(Element and region data)
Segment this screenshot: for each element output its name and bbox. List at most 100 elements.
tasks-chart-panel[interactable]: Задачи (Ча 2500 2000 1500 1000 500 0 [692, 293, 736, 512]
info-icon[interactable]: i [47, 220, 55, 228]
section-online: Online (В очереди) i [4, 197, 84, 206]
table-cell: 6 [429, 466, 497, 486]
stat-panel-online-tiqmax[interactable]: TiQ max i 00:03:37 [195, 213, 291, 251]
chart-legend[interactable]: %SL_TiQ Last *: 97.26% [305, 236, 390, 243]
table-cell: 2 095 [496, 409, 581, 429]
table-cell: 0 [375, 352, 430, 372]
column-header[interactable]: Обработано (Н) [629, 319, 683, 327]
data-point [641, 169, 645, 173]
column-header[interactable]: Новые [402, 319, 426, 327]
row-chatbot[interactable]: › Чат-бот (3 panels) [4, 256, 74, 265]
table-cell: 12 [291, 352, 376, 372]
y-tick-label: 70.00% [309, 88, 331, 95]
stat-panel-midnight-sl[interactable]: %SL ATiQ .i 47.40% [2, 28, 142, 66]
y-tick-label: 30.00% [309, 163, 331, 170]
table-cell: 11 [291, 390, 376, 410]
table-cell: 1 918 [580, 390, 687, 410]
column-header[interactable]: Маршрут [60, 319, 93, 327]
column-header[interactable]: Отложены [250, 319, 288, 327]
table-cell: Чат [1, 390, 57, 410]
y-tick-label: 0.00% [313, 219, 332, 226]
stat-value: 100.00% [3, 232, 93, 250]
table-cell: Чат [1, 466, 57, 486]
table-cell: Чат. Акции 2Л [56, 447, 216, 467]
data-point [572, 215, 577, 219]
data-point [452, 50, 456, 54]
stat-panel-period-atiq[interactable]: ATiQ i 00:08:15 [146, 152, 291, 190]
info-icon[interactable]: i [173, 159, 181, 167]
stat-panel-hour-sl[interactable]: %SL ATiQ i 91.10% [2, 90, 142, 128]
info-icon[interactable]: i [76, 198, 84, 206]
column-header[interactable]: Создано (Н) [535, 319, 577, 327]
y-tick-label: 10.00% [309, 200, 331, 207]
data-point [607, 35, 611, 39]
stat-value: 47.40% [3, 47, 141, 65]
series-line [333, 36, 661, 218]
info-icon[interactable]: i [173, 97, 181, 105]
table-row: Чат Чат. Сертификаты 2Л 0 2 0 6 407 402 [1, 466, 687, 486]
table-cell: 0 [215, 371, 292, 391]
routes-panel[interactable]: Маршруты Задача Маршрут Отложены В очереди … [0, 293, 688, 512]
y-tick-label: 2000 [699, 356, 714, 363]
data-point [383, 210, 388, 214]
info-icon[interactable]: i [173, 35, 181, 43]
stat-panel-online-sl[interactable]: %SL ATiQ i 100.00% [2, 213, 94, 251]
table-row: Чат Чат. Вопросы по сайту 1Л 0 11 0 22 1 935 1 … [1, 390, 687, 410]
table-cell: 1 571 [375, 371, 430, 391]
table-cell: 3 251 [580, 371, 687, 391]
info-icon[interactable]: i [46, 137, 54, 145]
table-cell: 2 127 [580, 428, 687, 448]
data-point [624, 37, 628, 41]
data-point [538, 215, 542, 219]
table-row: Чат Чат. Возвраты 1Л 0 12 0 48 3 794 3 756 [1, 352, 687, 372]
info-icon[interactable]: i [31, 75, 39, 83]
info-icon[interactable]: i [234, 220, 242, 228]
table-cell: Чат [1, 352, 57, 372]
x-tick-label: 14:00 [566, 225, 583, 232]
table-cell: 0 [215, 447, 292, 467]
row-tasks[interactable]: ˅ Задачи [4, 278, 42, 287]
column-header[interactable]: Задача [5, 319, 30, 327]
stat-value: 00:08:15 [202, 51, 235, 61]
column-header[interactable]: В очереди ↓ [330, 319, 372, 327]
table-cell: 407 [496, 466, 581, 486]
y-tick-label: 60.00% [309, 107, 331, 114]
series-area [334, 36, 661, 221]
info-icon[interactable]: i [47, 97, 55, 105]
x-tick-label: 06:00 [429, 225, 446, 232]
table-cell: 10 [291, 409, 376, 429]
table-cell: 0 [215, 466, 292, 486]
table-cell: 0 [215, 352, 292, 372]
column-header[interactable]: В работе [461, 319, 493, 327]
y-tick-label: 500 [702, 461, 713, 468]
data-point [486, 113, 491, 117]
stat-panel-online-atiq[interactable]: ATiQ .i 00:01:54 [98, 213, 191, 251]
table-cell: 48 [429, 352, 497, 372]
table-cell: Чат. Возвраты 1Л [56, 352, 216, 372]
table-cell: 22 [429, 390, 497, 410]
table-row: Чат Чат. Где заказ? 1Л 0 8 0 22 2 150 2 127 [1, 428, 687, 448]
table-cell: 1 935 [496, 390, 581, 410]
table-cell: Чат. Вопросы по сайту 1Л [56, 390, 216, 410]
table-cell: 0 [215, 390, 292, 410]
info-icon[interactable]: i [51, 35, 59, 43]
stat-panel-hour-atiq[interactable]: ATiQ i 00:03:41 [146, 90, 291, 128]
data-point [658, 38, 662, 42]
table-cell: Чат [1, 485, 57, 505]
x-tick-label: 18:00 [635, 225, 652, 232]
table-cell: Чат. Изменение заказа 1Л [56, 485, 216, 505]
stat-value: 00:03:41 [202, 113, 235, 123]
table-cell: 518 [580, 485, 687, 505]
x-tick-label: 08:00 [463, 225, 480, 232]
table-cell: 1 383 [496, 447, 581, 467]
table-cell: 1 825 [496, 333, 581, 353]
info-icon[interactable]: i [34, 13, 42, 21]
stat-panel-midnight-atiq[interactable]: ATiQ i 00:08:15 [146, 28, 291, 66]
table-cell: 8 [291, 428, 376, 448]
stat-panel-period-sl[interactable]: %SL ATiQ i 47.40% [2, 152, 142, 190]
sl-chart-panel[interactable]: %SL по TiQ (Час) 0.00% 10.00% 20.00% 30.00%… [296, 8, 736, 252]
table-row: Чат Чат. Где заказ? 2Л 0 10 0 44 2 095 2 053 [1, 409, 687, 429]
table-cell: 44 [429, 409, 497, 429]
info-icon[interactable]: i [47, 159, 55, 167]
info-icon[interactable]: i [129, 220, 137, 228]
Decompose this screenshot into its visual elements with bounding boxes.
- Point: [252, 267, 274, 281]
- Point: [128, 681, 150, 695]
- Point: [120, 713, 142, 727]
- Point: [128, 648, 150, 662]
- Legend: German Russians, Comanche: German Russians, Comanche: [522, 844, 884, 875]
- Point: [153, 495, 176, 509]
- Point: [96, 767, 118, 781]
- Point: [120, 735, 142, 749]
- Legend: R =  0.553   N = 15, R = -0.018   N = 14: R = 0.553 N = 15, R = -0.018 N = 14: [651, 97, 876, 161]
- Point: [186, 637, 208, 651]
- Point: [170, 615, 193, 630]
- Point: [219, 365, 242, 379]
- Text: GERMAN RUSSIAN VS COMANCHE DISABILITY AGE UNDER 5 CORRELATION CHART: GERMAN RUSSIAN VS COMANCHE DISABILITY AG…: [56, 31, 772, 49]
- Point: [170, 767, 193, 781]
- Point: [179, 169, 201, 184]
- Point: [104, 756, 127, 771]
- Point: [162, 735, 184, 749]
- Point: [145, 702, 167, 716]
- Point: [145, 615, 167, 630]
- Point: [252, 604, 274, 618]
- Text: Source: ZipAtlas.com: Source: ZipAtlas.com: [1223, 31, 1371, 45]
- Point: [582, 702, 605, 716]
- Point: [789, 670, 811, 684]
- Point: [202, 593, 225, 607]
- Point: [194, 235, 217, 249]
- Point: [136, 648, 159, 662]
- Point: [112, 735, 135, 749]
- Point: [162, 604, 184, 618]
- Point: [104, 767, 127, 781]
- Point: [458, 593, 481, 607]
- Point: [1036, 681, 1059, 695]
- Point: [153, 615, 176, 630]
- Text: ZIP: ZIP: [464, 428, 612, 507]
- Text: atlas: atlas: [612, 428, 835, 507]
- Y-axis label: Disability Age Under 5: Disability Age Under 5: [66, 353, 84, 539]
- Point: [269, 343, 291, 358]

(Task requirements):
Rewrite the data from its first line down through the line containing "stat-panel-online-tiqmax[interactable]: TiQ max", changing "bbox" to "bounding box" and leaving everything else the same.

(Solution for this task):
Segment this screenshot: for each element output its name and bounding box. List at most 100 elements.
tasks-chart-panel[interactable]: Задачи (Ча 2500 2000 1500 1000 500 0 [692, 293, 736, 512]
info-icon[interactable]: i [47, 220, 55, 228]
section-online: Online (В очереди) i [4, 197, 84, 206]
table-cell: 6 [429, 466, 497, 486]
stat-panel-online-tiqmax[interactable]: TiQ max i 00:03:37 [195, 213, 291, 251]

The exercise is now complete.